**** Data supplied ****

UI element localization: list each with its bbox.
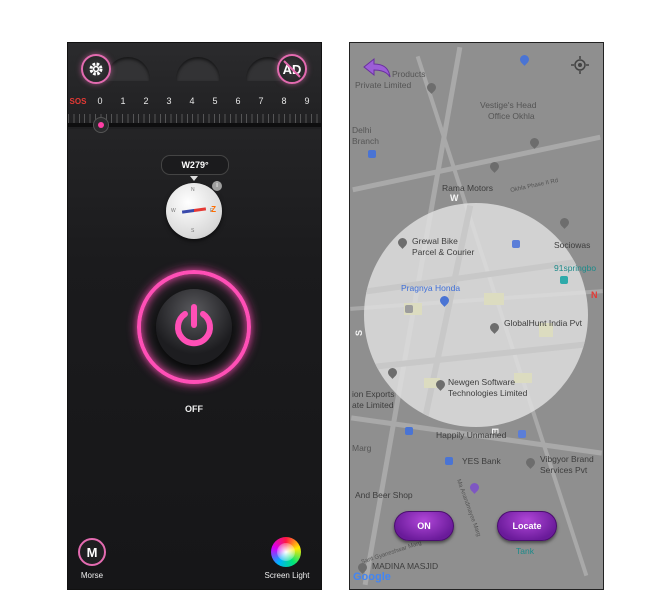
- map-label: Grewal Bike: [412, 236, 458, 246]
- map-label: Sociowas: [554, 240, 591, 250]
- bank-icon[interactable]: [368, 150, 376, 158]
- my-location-icon: [571, 56, 589, 74]
- frequency-scale[interactable]: SOS 0 1 2 3 4 5 6 7 8 9: [68, 92, 321, 124]
- sos-label[interactable]: SOS: [68, 97, 88, 106]
- map-label: Tank: [516, 546, 534, 556]
- map-east-marker: E: [490, 427, 501, 435]
- map-pin-icon[interactable]: [558, 216, 571, 229]
- scale-number[interactable]: 2: [138, 96, 154, 106]
- top-panel: AD SOS 0 1 2 3 4 5 6 7 8 9: [68, 43, 321, 129]
- settings-button[interactable]: [81, 54, 111, 84]
- no-ads-slash-icon: [283, 60, 301, 78]
- flashlight-screen: AD SOS 0 1 2 3 4 5 6 7 8 9 W279° N S W E…: [67, 42, 322, 590]
- map-label: Parcel & Courier: [412, 247, 475, 257]
- map-label: Private Limited: [355, 80, 412, 90]
- google-logo-text: Google: [353, 571, 391, 583]
- my-location-button[interactable]: [570, 55, 590, 75]
- scale-number[interactable]: 3: [161, 96, 177, 106]
- panel-knob: [106, 57, 150, 81]
- map-pin-icon[interactable]: [518, 53, 531, 66]
- map-road: [364, 341, 588, 371]
- color-wheel-icon: [277, 543, 295, 561]
- scale-number[interactable]: 7: [253, 96, 269, 106]
- morse-button[interactable]: M: [78, 538, 106, 566]
- scale-number[interactable]: 6: [230, 96, 246, 106]
- map-pin-icon[interactable]: [524, 456, 537, 469]
- map-building: [484, 293, 504, 305]
- map-label: And Beer Shop: [355, 490, 413, 500]
- map-label: ate Limited: [352, 400, 394, 410]
- gear-icon: [89, 62, 103, 76]
- map-label: ion Exports: [352, 389, 395, 399]
- map-north-marker: N: [591, 290, 598, 300]
- scale-number[interactable]: 8: [276, 96, 292, 106]
- map-label: Newgen Software: [448, 377, 516, 387]
- screen-light-button[interactable]: [271, 537, 301, 567]
- bank-icon[interactable]: [445, 457, 453, 465]
- map-label: 91springbo: [554, 263, 597, 273]
- screen-light-label: Screen Light: [264, 571, 310, 580]
- compass-z-label: Z: [211, 205, 216, 214]
- back-arrow-icon: [363, 57, 391, 78]
- power-icon: [175, 304, 213, 347]
- heading-pointer-icon: [190, 176, 198, 181]
- map-label: Branch: [352, 136, 379, 146]
- map-label: Vestige's Head: [480, 100, 537, 110]
- map-west-marker: W: [450, 193, 459, 203]
- morse-label: Morse: [80, 571, 104, 580]
- compass-south: S: [191, 228, 195, 234]
- map-label: Delhi: [352, 125, 372, 135]
- scale-number[interactable]: 9: [299, 96, 315, 106]
- back-button[interactable]: [362, 57, 392, 79]
- bank-icon[interactable]: [405, 427, 413, 435]
- map-label: Vibgyor Brand: [540, 454, 594, 464]
- compass-west: W: [171, 208, 176, 214]
- map-label: Okhla Phase II Rd: [509, 178, 559, 194]
- school-icon[interactable]: [518, 430, 526, 438]
- scale-number[interactable]: 5: [207, 96, 223, 106]
- compass-needle-icon: [181, 207, 207, 214]
- map-label: Rama Motors: [442, 183, 494, 193]
- map-label: YES Bank: [462, 456, 501, 466]
- office-icon[interactable]: [560, 276, 568, 284]
- compass: N S W E Z: [166, 183, 222, 239]
- map-label: Technologies Limited: [448, 388, 528, 398]
- google-logo: Google: [353, 571, 391, 583]
- locate-button[interactable]: Locate: [497, 511, 557, 541]
- compass-info-icon[interactable]: i: [212, 181, 222, 191]
- compass-heading: W279°: [161, 155, 229, 175]
- scale-number[interactable]: 1: [115, 96, 131, 106]
- power-control: [131, 264, 257, 390]
- map-south-marker: S: [354, 329, 365, 337]
- compass-north: N: [191, 187, 195, 193]
- map-label: Services Pvt: [540, 465, 588, 475]
- power-button[interactable]: [156, 289, 232, 365]
- map-pin-icon[interactable]: [468, 481, 481, 494]
- map-label: Pragnya Honda: [401, 283, 461, 293]
- map-label: MADINA MASJID: [372, 561, 439, 571]
- map-label: Marg: [352, 443, 372, 453]
- frequency-slider-handle[interactable]: [93, 117, 109, 133]
- map-building-icon: [405, 305, 413, 313]
- scale-number[interactable]: 4: [184, 96, 200, 106]
- map-label: GlobalHunt India Pvt: [504, 318, 582, 328]
- school-icon[interactable]: [512, 240, 520, 248]
- map-screen: Products Private Limited Vestige's Head …: [349, 42, 604, 590]
- on-button[interactable]: ON: [394, 511, 454, 541]
- panel-knob: [176, 57, 220, 81]
- map-label: Office Okhla: [488, 111, 535, 121]
- remove-ads-button[interactable]: AD: [277, 54, 307, 84]
- power-state-label: OFF: [185, 404, 203, 414]
- map-building: [514, 373, 532, 383]
- scale-number[interactable]: 0: [92, 96, 108, 106]
- map-label: Products: [392, 69, 426, 79]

****

Reproduce the material above line for line, leaving out the picture.

UI element localization: list each with its bbox.
- map-label: Grewal Bike: [412, 236, 458, 246]
- map-label: Sociowas: [554, 240, 591, 250]
- bank-icon[interactable]: [368, 150, 376, 158]
- my-location-icon: [571, 56, 589, 74]
- frequency-scale[interactable]: SOS 0 1 2 3 4 5 6 7 8 9: [68, 92, 321, 124]
- sos-label[interactable]: SOS: [68, 97, 88, 106]
- map-label: Tank: [516, 546, 534, 556]
- map-east-marker: E: [490, 427, 501, 435]
- map-pin-icon[interactable]: [558, 216, 571, 229]
- scale-number[interactable]: 2: [138, 96, 154, 106]
- top-panel: AD SOS 0 1 2 3 4 5 6 7 8 9: [68, 43, 321, 129]
- settings-button[interactable]: [81, 54, 111, 84]
- no-ads-slash-icon: [283, 60, 301, 78]
- flashlight-screen: AD SOS 0 1 2 3 4 5 6 7 8 9 W279° N S W E…: [67, 42, 322, 590]
- map-label: Parcel & Courier: [412, 247, 475, 257]
- map-label: Private Limited: [355, 80, 412, 90]
- google-logo-text: Google: [353, 571, 391, 583]
- my-location-button[interactable]: [570, 55, 590, 75]
- scale-number[interactable]: 3: [161, 96, 177, 106]
- panel-knob: [106, 57, 150, 81]
- map-pin-icon[interactable]: [518, 53, 531, 66]
- map-road: [364, 341, 588, 371]
- color-wheel-icon: [277, 543, 295, 561]
- scale-number[interactable]: 7: [253, 96, 269, 106]
- morse-button[interactable]: M: [78, 538, 106, 566]
- scale-number[interactable]: 6: [230, 96, 246, 106]
- map-pin-icon[interactable]: [524, 456, 537, 469]
- map-building: [484, 293, 504, 305]
- map-label: And Beer Shop: [355, 490, 413, 500]
- map-label: ate Limited: [352, 400, 394, 410]
- gear-icon: [89, 62, 103, 76]
- map-label: ion Exports: [352, 389, 395, 399]
- map-north-marker: N: [591, 290, 598, 300]
- scale-number[interactable]: 8: [276, 96, 292, 106]
- map-label: Newgen Software: [448, 377, 516, 387]
- screen-light-button[interactable]: [271, 537, 301, 567]
- bank-icon[interactable]: [445, 457, 453, 465]
- map-label: 91springbo: [554, 263, 597, 273]
- screen-light-label: Screen Light: [264, 571, 310, 580]
- compass-z-label: Z: [211, 205, 216, 214]
- back-arrow-icon: [363, 57, 391, 78]
- power-icon: [175, 304, 213, 347]
- heading-pointer-icon: [190, 176, 198, 181]
- map-label: Branch: [352, 136, 379, 146]
- map-label: Vestige's Head: [480, 100, 537, 110]
- map-west-marker: W: [450, 193, 459, 203]
- morse-label: Morse: [80, 571, 104, 580]
- compass-south: S: [191, 228, 195, 234]
- map-label: Delhi: [352, 125, 372, 135]
- scale-number[interactable]: 9: [299, 96, 315, 106]
- back-button[interactable]: [362, 57, 392, 79]
- bank-icon[interactable]: [405, 427, 413, 435]
- map-label: Vibgyor Brand: [540, 454, 594, 464]
- compass-west: W: [171, 208, 176, 214]
- map-label: Okhla Phase II Rd: [509, 178, 559, 194]
- school-icon[interactable]: [518, 430, 526, 438]
- scale-number[interactable]: 5: [207, 96, 223, 106]
- compass-needle-icon: [181, 207, 207, 214]
- map-label: Rama Motors: [442, 183, 494, 193]
- map-label: YES Bank: [462, 456, 501, 466]
- office-icon[interactable]: [560, 276, 568, 284]
- compass: N S W E Z: [166, 183, 222, 239]
- map-label: Technologies Limited: [448, 388, 528, 398]
- google-logo: Google: [353, 571, 391, 583]
- locate-button[interactable]: Locate: [497, 511, 557, 541]
- compass-info-icon[interactable]: i: [212, 181, 222, 191]
- compass-heading: W279°: [161, 155, 229, 175]
- scale-number[interactable]: 1: [115, 96, 131, 106]
- power-control: [131, 264, 257, 390]
- map-south-marker: S: [354, 329, 365, 337]
- compass-north: N: [191, 187, 195, 193]
- map-label: Services Pvt: [540, 465, 588, 475]
- power-button[interactable]: [156, 289, 232, 365]
- map-pin-icon[interactable]: [468, 481, 481, 494]
- map-label: Pragnya Honda: [401, 283, 461, 293]
- map-label: MADINA MASJID: [372, 561, 439, 571]
- map-label: Marg: [352, 443, 372, 453]
- frequency-slider-handle[interactable]: [93, 117, 109, 133]
- map-building-icon: [405, 305, 413, 313]
- scale-number[interactable]: 4: [184, 96, 200, 106]
- map-label: GlobalHunt India Pvt: [504, 318, 582, 328]
- school-icon[interactable]: [512, 240, 520, 248]
- map-screen: Products Private Limited Vestige's Head …: [349, 42, 604, 590]
- on-button[interactable]: ON: [394, 511, 454, 541]
- panel-knob: [176, 57, 220, 81]
- map-label: Office Okhla: [488, 111, 535, 121]
- remove-ads-button[interactable]: AD: [277, 54, 307, 84]
- power-state-label: OFF: [185, 404, 203, 414]
- map-building: [514, 373, 532, 383]
- scale-number[interactable]: 0: [92, 96, 108, 106]
- map-label: Products: [392, 69, 426, 79]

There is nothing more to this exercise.